→ Stored data:
Begin
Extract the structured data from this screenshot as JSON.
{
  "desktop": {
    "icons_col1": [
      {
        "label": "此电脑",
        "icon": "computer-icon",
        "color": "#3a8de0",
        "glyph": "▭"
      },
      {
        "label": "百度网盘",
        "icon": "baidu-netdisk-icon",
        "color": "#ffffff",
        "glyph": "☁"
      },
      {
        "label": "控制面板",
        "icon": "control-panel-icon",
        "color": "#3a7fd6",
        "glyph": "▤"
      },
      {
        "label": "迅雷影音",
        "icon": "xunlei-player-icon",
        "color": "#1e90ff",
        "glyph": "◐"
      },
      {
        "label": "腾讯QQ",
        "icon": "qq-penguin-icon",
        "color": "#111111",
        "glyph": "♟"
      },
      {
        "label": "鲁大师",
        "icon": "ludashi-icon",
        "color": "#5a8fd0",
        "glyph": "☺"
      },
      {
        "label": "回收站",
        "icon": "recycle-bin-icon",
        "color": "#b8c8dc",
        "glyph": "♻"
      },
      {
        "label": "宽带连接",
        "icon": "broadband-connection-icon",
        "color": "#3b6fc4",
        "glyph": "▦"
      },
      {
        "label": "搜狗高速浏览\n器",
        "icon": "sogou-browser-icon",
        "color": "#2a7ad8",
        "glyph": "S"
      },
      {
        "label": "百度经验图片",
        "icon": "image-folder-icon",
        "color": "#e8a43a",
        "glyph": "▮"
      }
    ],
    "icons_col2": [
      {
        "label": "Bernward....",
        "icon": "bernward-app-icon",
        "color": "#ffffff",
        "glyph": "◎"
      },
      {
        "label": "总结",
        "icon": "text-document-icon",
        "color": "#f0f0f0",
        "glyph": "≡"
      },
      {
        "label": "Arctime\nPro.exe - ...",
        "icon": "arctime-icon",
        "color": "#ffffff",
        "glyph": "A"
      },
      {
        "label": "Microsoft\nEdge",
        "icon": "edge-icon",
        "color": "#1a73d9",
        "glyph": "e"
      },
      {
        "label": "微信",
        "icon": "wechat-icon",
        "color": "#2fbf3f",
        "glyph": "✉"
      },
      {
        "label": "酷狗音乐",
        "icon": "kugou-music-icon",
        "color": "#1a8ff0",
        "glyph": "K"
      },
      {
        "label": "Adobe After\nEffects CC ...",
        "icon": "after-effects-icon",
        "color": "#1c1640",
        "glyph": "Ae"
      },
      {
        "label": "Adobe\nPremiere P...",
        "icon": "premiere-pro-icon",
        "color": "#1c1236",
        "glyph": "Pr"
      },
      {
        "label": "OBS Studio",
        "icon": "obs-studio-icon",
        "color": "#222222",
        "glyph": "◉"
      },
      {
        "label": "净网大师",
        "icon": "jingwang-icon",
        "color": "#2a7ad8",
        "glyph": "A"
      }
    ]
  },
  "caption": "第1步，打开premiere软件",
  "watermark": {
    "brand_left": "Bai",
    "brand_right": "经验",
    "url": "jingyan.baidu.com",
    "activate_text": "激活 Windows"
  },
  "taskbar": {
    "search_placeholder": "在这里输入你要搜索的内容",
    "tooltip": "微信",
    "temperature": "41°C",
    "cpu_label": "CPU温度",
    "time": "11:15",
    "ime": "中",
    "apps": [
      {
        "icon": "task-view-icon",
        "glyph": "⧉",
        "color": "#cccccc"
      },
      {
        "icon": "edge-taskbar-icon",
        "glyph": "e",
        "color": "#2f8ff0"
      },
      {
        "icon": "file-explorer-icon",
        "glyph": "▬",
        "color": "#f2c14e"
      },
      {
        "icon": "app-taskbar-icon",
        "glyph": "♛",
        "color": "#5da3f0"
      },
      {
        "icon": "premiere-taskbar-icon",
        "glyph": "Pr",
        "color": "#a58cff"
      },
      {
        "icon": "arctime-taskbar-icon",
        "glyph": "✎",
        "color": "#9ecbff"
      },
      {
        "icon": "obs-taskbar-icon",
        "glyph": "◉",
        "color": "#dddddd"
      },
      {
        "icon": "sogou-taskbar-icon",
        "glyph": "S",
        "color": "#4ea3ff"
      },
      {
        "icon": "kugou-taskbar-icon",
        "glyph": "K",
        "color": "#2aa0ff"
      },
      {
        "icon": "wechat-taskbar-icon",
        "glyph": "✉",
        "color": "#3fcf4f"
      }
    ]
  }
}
End
→ YOUR INSTRUCTIONS:
Only lines holding the string "Adobe" are wanted; gather each one from the entries above.

→ ANSWER:
        "label": "Adobe After\nEffects CC ...",
        "label": "Adobe\nPremiere P...",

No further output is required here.